* _THE REQUEST_
Work out how many lines hold the string "filled". Give that number and nothing more.

* _PROVIDED RECORDS_

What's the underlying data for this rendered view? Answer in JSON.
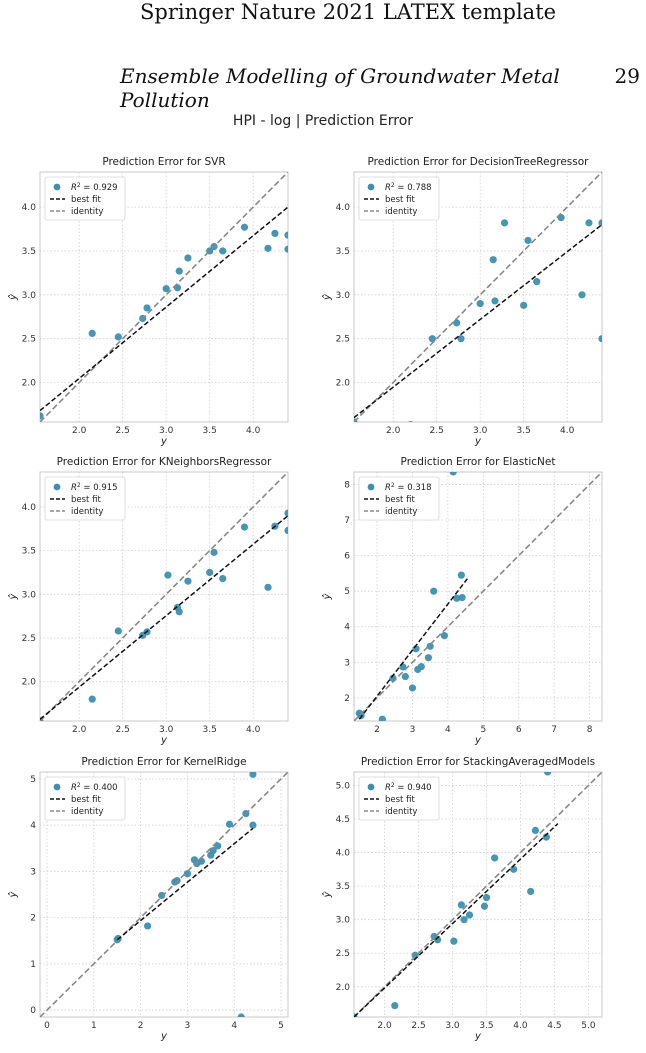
{
  "header": {
    "running_title": "Springer Nature 2021 LATEX template",
    "paper_title": "Ensemble Modelling of Groundwater Metal Pollution",
    "page_number": "29"
  },
  "figure": {
    "suptitle": "HPI - log | Prediction Error",
    "legend": {
      "best_fit": "best fit",
      "identity": "identity"
    },
    "xlabel": "y",
    "ylabel": "ŷ"
  },
  "colors": {
    "points": "#3c8fb0",
    "best_fit": "#111111",
    "identity": "#888888",
    "grid": "#cfcfcf"
  },
  "chart_data": [
    {
      "type": "scatter",
      "title": "Prediction Error for SVR",
      "r2": "0.929",
      "xlim": [
        1.55,
        4.4
      ],
      "ylim": [
        1.55,
        4.4
      ],
      "xticks": [
        2.0,
        2.5,
        3.0,
        3.5,
        4.0
      ],
      "yticks": [
        2.0,
        2.5,
        3.0,
        3.5,
        4.0
      ],
      "tick_decimals": 1,
      "best_fit": [
        [
          1.55,
          1.68
        ],
        [
          4.4,
          4.0
        ]
      ],
      "points": [
        [
          1.55,
          1.62
        ],
        [
          2.15,
          2.56
        ],
        [
          2.45,
          2.52
        ],
        [
          2.73,
          2.73
        ],
        [
          2.78,
          2.85
        ],
        [
          3.0,
          3.07
        ],
        [
          3.13,
          3.08
        ],
        [
          3.15,
          3.27
        ],
        [
          3.25,
          3.42
        ],
        [
          3.5,
          3.5
        ],
        [
          3.55,
          3.55
        ],
        [
          3.65,
          3.5
        ],
        [
          3.9,
          3.77
        ],
        [
          4.17,
          3.53
        ],
        [
          4.25,
          3.7
        ],
        [
          4.4,
          3.52
        ],
        [
          4.4,
          3.68
        ]
      ]
    },
    {
      "type": "scatter",
      "title": "Prediction Error for DecisionTreeRegressor",
      "r2": "0.788",
      "xlim": [
        1.55,
        4.4
      ],
      "ylim": [
        1.55,
        4.4
      ],
      "xticks": [
        2.0,
        2.5,
        3.0,
        3.5,
        4.0
      ],
      "yticks": [
        2.0,
        2.5,
        3.0,
        3.5,
        4.0
      ],
      "tick_decimals": 1,
      "best_fit": [
        [
          1.55,
          1.6
        ],
        [
          4.4,
          3.8
        ]
      ],
      "points": [
        [
          1.55,
          1.55
        ],
        [
          2.2,
          1.52
        ],
        [
          2.45,
          2.5
        ],
        [
          2.73,
          2.68
        ],
        [
          2.78,
          2.5
        ],
        [
          3.0,
          2.9
        ],
        [
          3.15,
          3.4
        ],
        [
          3.17,
          2.93
        ],
        [
          3.28,
          3.82
        ],
        [
          3.5,
          2.88
        ],
        [
          3.55,
          3.62
        ],
        [
          3.65,
          3.15
        ],
        [
          3.93,
          3.88
        ],
        [
          4.17,
          3.0
        ],
        [
          4.25,
          3.82
        ],
        [
          4.4,
          3.82
        ],
        [
          4.4,
          2.5
        ]
      ]
    },
    {
      "type": "scatter",
      "title": "Prediction Error for KNeighborsRegressor",
      "r2": "0.915",
      "xlim": [
        1.55,
        4.4
      ],
      "ylim": [
        1.55,
        4.4
      ],
      "xticks": [
        2.0,
        2.5,
        3.0,
        3.5,
        4.0
      ],
      "yticks": [
        2.0,
        2.5,
        3.0,
        3.5,
        4.0
      ],
      "tick_decimals": 1,
      "best_fit": [
        [
          1.55,
          1.57
        ],
        [
          4.4,
          3.9
        ]
      ],
      "points": [
        [
          1.55,
          1.55
        ],
        [
          2.15,
          1.8
        ],
        [
          2.45,
          2.58
        ],
        [
          2.73,
          2.53
        ],
        [
          2.78,
          2.57
        ],
        [
          3.02,
          3.22
        ],
        [
          3.13,
          2.85
        ],
        [
          3.15,
          2.8
        ],
        [
          3.25,
          3.15
        ],
        [
          3.5,
          3.25
        ],
        [
          3.55,
          3.48
        ],
        [
          3.65,
          3.18
        ],
        [
          3.9,
          3.77
        ],
        [
          4.17,
          3.08
        ],
        [
          4.25,
          3.78
        ],
        [
          4.4,
          3.73
        ],
        [
          4.4,
          3.93
        ]
      ]
    },
    {
      "type": "scatter",
      "title": "Prediction Error for ElasticNet",
      "r2": "0.318",
      "xlim": [
        1.35,
        8.35
      ],
      "ylim": [
        1.35,
        8.35
      ],
      "xticks": [
        2,
        3,
        4,
        5,
        6,
        7,
        8
      ],
      "yticks": [
        2,
        3,
        4,
        5,
        6,
        7,
        8
      ],
      "tick_decimals": 0,
      "best_fit": [
        [
          1.5,
          1.4
        ],
        [
          4.55,
          5.35
        ]
      ],
      "points": [
        [
          1.5,
          1.57
        ],
        [
          1.55,
          1.5
        ],
        [
          2.15,
          1.4
        ],
        [
          2.45,
          2.55
        ],
        [
          2.73,
          2.87
        ],
        [
          2.8,
          2.6
        ],
        [
          3.0,
          2.28
        ],
        [
          3.1,
          3.38
        ],
        [
          3.15,
          2.8
        ],
        [
          3.25,
          2.88
        ],
        [
          3.45,
          3.13
        ],
        [
          3.5,
          3.45
        ],
        [
          3.6,
          5.0
        ],
        [
          3.9,
          3.75
        ],
        [
          4.15,
          8.35
        ],
        [
          4.25,
          4.8
        ],
        [
          4.38,
          5.45
        ],
        [
          4.4,
          4.82
        ]
      ]
    },
    {
      "type": "scatter",
      "title": "Prediction Error for KernelRidge",
      "r2": "0.400",
      "xlim": [
        -0.15,
        5.15
      ],
      "ylim": [
        -0.15,
        5.15
      ],
      "xticks": [
        0,
        1,
        2,
        3,
        4,
        5
      ],
      "yticks": [
        0,
        1,
        2,
        3,
        4,
        5
      ],
      "tick_decimals": 0,
      "best_fit": [
        [
          1.5,
          1.52
        ],
        [
          4.4,
          3.93
        ]
      ],
      "points": [
        [
          1.5,
          1.52
        ],
        [
          1.52,
          1.55
        ],
        [
          2.15,
          1.82
        ],
        [
          2.45,
          2.48
        ],
        [
          2.73,
          2.77
        ],
        [
          2.78,
          2.8
        ],
        [
          3.0,
          2.95
        ],
        [
          3.15,
          3.25
        ],
        [
          3.2,
          3.17
        ],
        [
          3.3,
          3.22
        ],
        [
          3.5,
          3.35
        ],
        [
          3.55,
          3.45
        ],
        [
          3.65,
          3.55
        ],
        [
          3.9,
          4.02
        ],
        [
          4.15,
          -0.15
        ],
        [
          4.25,
          4.25
        ],
        [
          4.4,
          4.0
        ],
        [
          4.4,
          5.1
        ]
      ]
    },
    {
      "type": "scatter",
      "title": "Prediction Error for StackingAveragedModels",
      "r2": "0.940",
      "xlim": [
        1.55,
        5.2
      ],
      "ylim": [
        1.55,
        5.2
      ],
      "xticks": [
        2.0,
        2.5,
        3.0,
        3.5,
        4.0,
        4.5,
        5.0
      ],
      "yticks": [
        2.0,
        2.5,
        3.0,
        3.5,
        4.0,
        4.5,
        5.0
      ],
      "tick_decimals": 1,
      "best_fit": [
        [
          1.55,
          1.55
        ],
        [
          4.55,
          4.43
        ]
      ],
      "points": [
        [
          1.55,
          1.55
        ],
        [
          2.15,
          1.72
        ],
        [
          2.45,
          2.47
        ],
        [
          2.73,
          2.75
        ],
        [
          2.78,
          2.7
        ],
        [
          3.02,
          2.68
        ],
        [
          3.13,
          3.22
        ],
        [
          3.17,
          3.0
        ],
        [
          3.25,
          3.07
        ],
        [
          3.47,
          3.2
        ],
        [
          3.5,
          3.33
        ],
        [
          3.62,
          3.92
        ],
        [
          3.9,
          3.75
        ],
        [
          4.15,
          3.42
        ],
        [
          4.22,
          4.33
        ],
        [
          4.38,
          4.23
        ],
        [
          4.4,
          5.2
        ]
      ]
    }
  ]
}
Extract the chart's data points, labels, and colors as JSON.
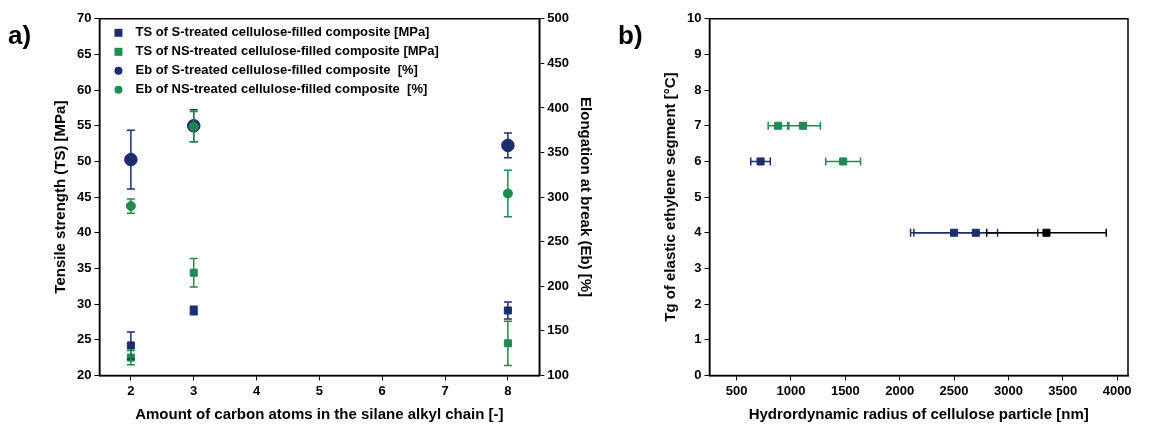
{
  "chart_data": [
    {
      "type": "scatter",
      "title": "a)",
      "xlabel": "Amount of carbon atoms in the silane alkyl chain [-]",
      "ylabel": "Tensile strength (TS) [MPa]",
      "y2label": "Elongation at break (Eb) [%]",
      "xlim": [
        1.5,
        8.5
      ],
      "xticks": [
        2,
        3,
        4,
        5,
        6,
        7,
        8
      ],
      "ylim": [
        20,
        70
      ],
      "yticks": [
        20,
        25,
        30,
        35,
        40,
        45,
        50,
        55,
        60,
        65,
        70
      ],
      "y2lim": [
        100,
        500
      ],
      "y2ticks": [
        100,
        150,
        200,
        250,
        300,
        350,
        400,
        450,
        500
      ],
      "grid": false,
      "legend": "top left",
      "series": [
        {
          "name": "TS of S-treated cellulose-filled composite [MPa]",
          "color": "#1b2f6e",
          "marker": "square",
          "x": [
            2,
            3,
            8
          ],
          "values": [
            24.2,
            29.1,
            29.1
          ],
          "errors": [
            1.9,
            0.6,
            1.2
          ]
        },
        {
          "name": "TS of NS-treated cellulose-filled composite [MPa]",
          "color": "#1f8a52",
          "marker": "square",
          "x": [
            2,
            3,
            8
          ],
          "values": [
            22.5,
            34.4,
            24.5
          ],
          "errors": [
            1.0,
            2.0,
            3.1
          ]
        },
        {
          "name": "Eb of S-treated cellulose-filled composite  [%]",
          "color": "#1b2f6e",
          "marker": "circle",
          "axis": "y2",
          "x": [
            2,
            3,
            8
          ],
          "values": [
            342,
            380,
            358
          ],
          "errors": [
            33,
            18,
            14
          ]
        },
        {
          "name": "Eb of NS-treated cellulose-filled composite  [%]",
          "color": "#1f8a52",
          "marker": "circle",
          "axis": "y2",
          "x": [
            2,
            3,
            8
          ],
          "values": [
            290,
            379,
            304
          ],
          "errors": [
            8,
            17,
            26
          ]
        }
      ]
    },
    {
      "type": "scatter",
      "title": "b)",
      "xlabel": "Hydrordynamic radius of cellulose particle [nm]",
      "ylabel": "Tg of elastic ethylene segment [°C]",
      "xlim": [
        250,
        4100
      ],
      "xticks": [
        500,
        1000,
        1500,
        2000,
        2500,
        3000,
        3500,
        4000
      ],
      "ylim": [
        0,
        10
      ],
      "yticks": [
        0,
        1,
        2,
        3,
        4,
        5,
        6,
        7,
        8,
        9,
        10
      ],
      "grid": false,
      "legend": false,
      "marker": "square",
      "series": [
        {
          "color": "#1b2f6e",
          "x": [
            720,
            2500,
            2700
          ],
          "values": [
            6,
            4,
            4
          ],
          "xerrors": [
            90,
            400,
            570
          ]
        },
        {
          "color": "#1f8a52",
          "x": [
            880,
            1110,
            1480
          ],
          "values": [
            7,
            7,
            6
          ],
          "xerrors": [
            90,
            [
              980,
              1270
            ],
            160
          ]
        },
        {
          "color": "#000000",
          "x": [
            3350
          ],
          "values": [
            4
          ],
          "xerrors": [
            550
          ]
        }
      ]
    }
  ]
}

* _PROBLEM SOLUTION_
4